**RECORDS TO PROCESS**
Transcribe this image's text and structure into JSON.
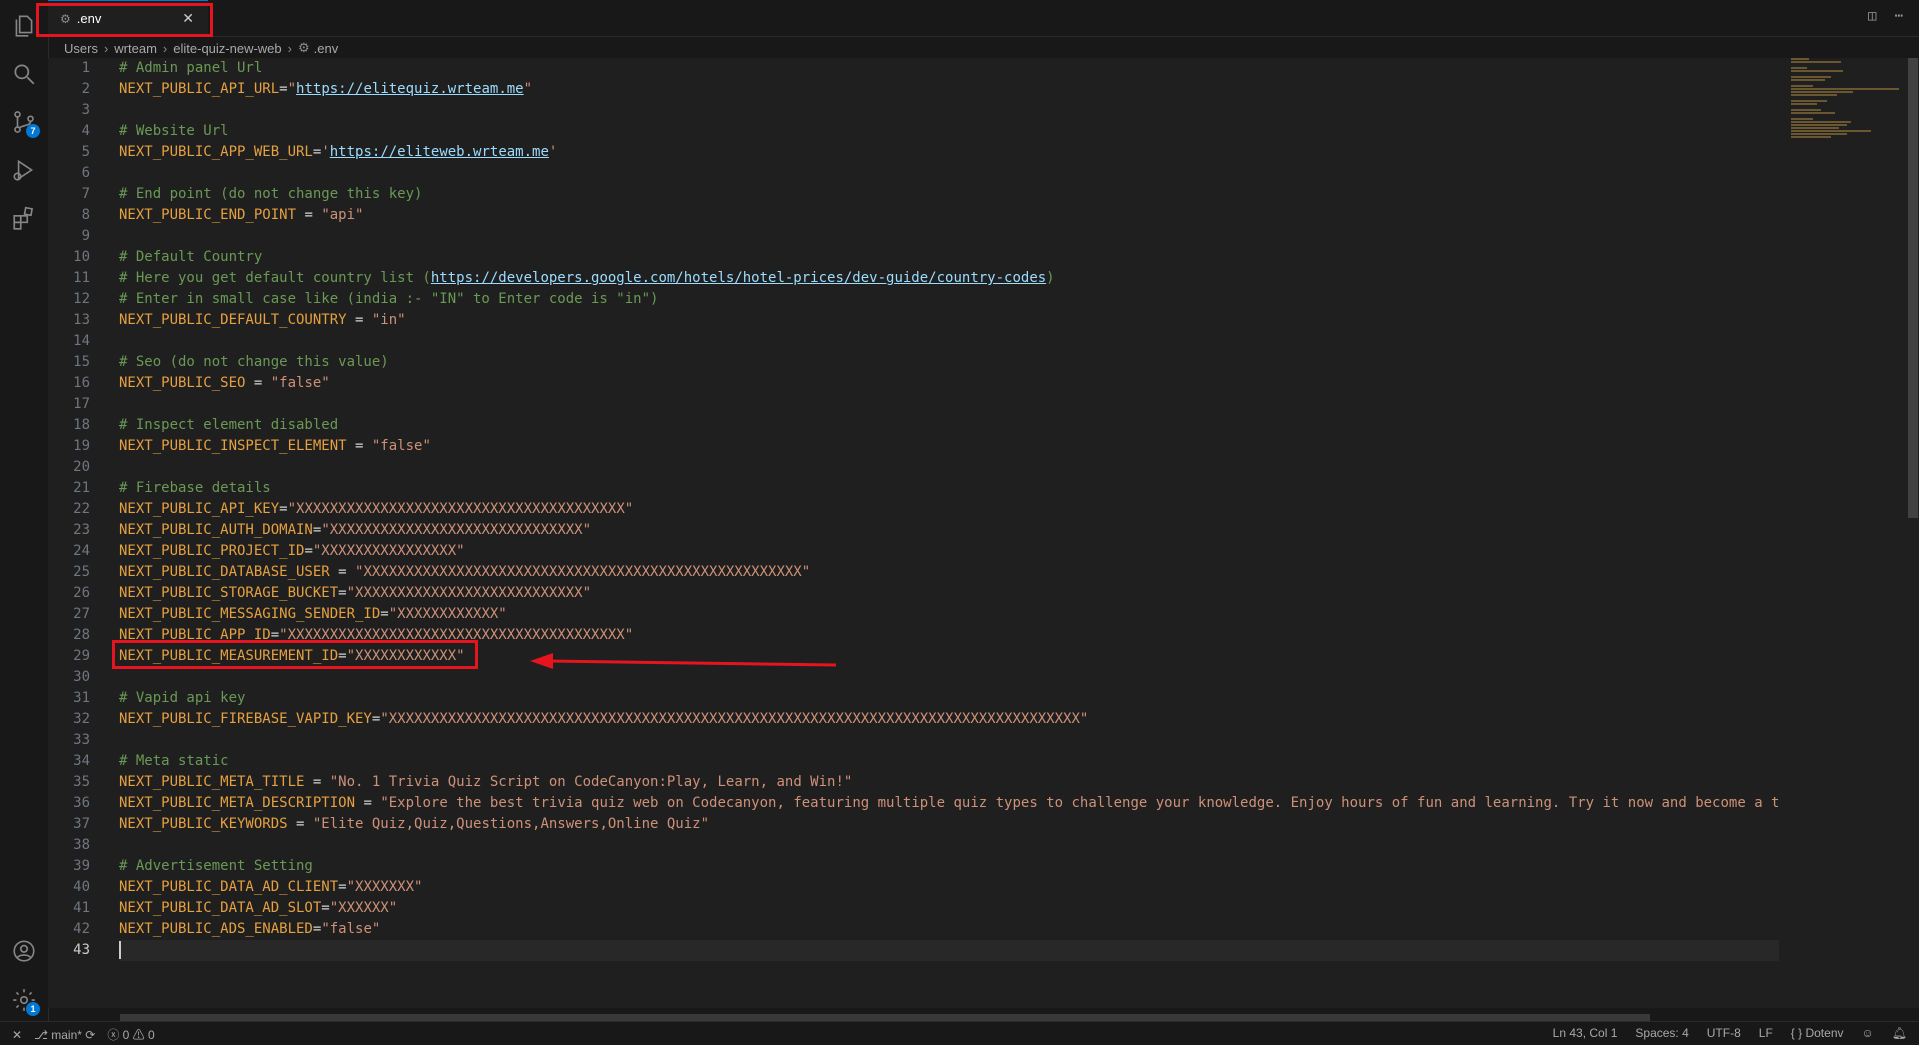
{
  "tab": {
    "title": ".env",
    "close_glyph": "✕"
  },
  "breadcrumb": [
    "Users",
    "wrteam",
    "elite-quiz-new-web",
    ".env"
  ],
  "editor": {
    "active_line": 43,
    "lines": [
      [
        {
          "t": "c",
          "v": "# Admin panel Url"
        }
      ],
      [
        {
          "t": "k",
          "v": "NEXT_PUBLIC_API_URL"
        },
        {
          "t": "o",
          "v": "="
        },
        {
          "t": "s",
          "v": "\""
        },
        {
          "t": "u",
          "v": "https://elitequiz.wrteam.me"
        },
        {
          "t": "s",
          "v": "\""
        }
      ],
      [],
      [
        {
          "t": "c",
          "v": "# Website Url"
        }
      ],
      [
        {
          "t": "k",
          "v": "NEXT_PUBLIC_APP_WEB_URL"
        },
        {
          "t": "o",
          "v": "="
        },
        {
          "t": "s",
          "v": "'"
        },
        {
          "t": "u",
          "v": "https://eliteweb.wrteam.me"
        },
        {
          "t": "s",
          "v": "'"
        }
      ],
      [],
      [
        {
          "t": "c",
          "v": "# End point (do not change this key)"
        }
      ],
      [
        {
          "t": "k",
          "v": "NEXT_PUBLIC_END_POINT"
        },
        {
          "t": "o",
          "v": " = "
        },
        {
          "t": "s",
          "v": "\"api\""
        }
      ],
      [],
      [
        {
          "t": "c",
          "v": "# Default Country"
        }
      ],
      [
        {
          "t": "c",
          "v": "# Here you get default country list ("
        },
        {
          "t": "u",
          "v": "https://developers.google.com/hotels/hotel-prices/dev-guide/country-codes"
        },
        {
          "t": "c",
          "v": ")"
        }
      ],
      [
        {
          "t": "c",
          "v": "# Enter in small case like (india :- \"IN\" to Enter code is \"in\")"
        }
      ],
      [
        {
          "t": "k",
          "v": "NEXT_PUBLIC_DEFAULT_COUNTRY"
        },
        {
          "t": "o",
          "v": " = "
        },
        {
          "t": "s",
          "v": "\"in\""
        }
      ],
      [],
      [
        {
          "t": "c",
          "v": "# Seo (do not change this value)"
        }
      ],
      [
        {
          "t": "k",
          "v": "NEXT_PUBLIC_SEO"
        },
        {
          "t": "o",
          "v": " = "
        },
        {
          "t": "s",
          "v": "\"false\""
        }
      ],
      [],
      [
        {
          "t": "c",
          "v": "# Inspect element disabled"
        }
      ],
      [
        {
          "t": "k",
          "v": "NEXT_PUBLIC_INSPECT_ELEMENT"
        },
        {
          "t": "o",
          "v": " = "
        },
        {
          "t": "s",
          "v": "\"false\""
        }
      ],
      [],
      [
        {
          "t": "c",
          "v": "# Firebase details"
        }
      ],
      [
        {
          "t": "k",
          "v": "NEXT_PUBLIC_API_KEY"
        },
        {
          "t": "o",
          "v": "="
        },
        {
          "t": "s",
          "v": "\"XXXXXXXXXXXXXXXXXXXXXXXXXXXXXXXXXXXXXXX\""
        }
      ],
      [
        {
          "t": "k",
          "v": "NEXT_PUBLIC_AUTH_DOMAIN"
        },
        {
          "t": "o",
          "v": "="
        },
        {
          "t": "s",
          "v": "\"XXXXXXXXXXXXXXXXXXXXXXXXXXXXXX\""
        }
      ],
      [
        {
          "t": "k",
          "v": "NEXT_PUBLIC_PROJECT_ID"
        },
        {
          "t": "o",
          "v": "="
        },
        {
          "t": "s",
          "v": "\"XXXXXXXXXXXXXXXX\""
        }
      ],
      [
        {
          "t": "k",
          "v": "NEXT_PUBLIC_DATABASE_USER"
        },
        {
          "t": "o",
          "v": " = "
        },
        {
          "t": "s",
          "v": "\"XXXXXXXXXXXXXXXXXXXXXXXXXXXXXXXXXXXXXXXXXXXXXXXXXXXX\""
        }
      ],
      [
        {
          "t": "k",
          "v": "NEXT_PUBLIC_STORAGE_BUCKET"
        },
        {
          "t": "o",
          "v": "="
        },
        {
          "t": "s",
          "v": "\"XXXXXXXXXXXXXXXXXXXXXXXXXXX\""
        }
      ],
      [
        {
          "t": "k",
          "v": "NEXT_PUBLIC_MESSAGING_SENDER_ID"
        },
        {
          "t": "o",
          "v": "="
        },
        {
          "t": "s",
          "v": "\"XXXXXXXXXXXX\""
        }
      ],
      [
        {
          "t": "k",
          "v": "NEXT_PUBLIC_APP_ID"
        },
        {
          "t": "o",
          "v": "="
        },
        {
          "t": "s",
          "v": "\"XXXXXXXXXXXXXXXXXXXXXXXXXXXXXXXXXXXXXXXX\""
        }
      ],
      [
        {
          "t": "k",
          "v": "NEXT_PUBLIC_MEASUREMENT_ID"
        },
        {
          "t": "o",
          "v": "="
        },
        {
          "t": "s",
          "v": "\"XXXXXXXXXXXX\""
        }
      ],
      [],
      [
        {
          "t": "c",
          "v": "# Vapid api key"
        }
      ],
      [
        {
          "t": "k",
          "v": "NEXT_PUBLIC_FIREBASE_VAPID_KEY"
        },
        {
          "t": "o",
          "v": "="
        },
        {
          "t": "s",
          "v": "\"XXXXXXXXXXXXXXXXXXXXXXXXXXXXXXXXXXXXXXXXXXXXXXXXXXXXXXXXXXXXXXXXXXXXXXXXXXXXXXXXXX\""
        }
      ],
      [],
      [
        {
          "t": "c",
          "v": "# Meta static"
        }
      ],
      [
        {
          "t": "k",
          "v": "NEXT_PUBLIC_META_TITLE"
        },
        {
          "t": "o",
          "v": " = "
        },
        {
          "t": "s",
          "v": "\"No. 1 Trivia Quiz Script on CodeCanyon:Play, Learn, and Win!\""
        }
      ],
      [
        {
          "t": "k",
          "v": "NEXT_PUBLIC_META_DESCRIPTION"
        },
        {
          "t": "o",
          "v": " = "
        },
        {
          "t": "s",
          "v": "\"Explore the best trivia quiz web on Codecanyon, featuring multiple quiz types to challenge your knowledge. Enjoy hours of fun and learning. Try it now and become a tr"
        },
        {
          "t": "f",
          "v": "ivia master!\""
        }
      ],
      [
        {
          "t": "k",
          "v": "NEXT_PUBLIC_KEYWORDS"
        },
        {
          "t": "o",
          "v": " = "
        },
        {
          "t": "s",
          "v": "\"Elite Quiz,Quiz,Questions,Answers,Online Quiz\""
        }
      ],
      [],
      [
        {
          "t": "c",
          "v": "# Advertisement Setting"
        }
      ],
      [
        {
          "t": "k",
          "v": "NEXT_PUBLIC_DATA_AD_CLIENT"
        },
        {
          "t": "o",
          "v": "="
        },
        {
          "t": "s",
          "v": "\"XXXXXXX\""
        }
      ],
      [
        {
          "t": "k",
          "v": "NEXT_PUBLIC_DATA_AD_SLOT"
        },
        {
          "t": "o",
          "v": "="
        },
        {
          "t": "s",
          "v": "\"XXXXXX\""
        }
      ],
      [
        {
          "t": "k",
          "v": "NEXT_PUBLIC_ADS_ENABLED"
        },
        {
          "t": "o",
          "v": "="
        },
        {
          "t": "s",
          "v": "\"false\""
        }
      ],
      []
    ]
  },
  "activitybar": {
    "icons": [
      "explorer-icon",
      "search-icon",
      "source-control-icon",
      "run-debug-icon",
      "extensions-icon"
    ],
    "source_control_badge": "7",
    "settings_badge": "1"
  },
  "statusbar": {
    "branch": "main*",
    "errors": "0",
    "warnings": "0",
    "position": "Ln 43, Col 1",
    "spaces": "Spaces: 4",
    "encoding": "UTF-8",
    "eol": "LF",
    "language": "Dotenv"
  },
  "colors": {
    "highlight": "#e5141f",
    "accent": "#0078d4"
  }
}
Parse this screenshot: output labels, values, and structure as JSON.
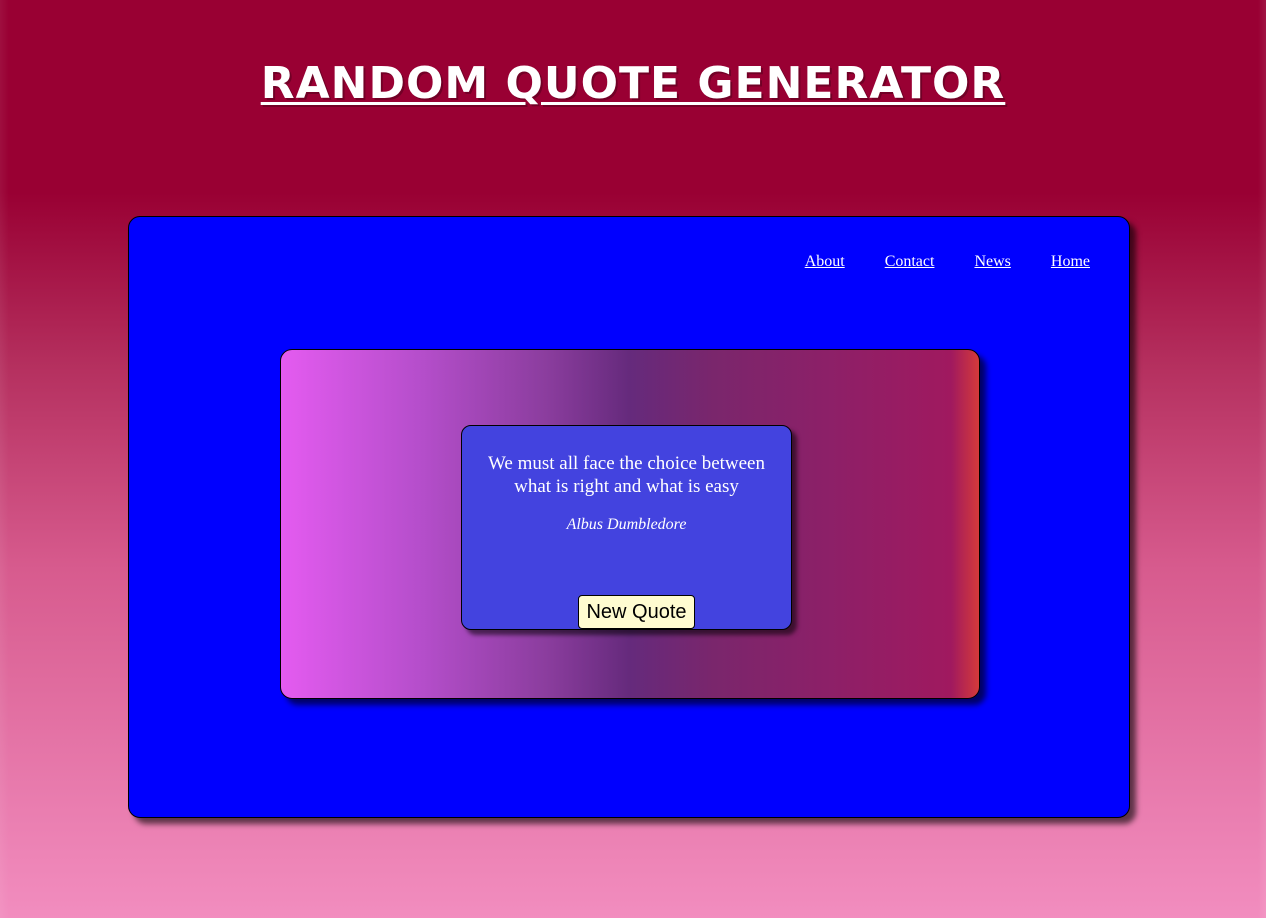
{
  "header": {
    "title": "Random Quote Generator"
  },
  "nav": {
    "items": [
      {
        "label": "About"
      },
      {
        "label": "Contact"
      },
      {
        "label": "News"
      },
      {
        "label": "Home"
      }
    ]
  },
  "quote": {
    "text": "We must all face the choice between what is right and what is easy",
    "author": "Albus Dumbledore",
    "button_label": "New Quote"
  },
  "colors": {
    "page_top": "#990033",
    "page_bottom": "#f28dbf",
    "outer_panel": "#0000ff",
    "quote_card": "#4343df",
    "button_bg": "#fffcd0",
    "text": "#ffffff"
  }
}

**WHAT IS BEING ASKED**
Answer with one number only: how many lines above contain the word "wrteam".

**RESPONSE**
3